Show every line where "your" occurs.

(Stored data)
►
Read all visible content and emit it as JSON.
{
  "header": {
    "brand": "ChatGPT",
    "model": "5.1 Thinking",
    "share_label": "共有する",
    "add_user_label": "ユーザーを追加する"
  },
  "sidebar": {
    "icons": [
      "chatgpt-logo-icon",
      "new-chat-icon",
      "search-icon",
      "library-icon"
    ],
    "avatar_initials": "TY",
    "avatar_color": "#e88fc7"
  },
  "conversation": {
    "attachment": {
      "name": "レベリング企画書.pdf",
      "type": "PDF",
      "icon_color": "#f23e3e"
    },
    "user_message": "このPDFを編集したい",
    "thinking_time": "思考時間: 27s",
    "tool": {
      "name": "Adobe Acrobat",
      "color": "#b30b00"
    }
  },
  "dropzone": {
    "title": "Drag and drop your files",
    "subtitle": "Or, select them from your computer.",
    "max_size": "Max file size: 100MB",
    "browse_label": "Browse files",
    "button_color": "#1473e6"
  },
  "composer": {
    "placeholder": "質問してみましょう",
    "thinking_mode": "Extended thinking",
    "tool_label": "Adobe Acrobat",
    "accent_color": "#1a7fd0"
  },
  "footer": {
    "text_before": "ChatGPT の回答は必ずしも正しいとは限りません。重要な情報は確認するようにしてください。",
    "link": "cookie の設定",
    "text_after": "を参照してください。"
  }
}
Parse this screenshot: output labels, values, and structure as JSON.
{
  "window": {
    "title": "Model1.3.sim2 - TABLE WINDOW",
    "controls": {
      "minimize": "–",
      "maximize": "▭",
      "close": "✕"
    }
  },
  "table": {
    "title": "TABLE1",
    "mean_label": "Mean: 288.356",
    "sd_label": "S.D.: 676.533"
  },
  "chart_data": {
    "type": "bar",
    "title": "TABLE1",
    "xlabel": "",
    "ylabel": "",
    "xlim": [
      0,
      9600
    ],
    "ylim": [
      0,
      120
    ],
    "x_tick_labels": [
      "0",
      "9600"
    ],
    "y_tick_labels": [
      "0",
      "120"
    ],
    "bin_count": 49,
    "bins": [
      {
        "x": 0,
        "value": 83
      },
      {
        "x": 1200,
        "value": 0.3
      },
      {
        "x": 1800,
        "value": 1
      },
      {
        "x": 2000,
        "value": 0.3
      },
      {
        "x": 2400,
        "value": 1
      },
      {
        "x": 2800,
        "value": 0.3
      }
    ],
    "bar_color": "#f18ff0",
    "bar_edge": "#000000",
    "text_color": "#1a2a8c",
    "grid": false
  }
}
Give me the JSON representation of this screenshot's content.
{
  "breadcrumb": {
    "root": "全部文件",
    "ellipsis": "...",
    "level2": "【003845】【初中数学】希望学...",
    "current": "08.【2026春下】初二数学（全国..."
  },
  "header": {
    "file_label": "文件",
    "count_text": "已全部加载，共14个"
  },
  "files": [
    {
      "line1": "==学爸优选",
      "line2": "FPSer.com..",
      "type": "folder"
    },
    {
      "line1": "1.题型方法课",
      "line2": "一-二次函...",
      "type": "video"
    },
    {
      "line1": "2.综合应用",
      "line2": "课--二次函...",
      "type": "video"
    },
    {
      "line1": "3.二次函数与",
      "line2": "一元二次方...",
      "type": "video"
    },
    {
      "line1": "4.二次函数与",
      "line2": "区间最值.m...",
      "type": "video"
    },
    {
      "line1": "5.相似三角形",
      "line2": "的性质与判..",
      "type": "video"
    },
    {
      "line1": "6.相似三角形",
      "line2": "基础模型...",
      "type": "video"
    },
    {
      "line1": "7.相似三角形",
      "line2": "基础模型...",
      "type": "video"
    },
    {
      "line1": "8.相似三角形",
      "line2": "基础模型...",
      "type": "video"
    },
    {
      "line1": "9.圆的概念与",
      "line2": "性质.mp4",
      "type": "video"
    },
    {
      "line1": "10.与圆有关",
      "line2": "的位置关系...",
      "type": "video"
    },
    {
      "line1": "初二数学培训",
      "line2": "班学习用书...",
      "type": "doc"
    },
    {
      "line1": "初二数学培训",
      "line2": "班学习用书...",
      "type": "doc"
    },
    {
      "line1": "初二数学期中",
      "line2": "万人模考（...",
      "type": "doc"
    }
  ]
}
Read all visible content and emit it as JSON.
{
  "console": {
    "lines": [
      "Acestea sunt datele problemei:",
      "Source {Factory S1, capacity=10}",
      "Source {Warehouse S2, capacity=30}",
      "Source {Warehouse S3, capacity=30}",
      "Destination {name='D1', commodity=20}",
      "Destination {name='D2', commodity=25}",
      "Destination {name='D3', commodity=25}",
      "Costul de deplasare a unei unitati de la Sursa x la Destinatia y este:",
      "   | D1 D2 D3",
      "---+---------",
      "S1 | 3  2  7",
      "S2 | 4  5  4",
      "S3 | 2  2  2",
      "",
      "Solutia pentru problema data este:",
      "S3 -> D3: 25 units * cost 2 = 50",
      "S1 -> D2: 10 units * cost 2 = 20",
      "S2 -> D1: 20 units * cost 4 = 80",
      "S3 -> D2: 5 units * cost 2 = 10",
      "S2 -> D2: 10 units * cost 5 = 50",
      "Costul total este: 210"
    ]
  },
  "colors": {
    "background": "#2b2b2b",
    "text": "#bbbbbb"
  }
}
◄
**COMPLETED EXERCISE**.
    "title": "Drag and drop your files",
    "subtitle": "Or, select them from your computer.",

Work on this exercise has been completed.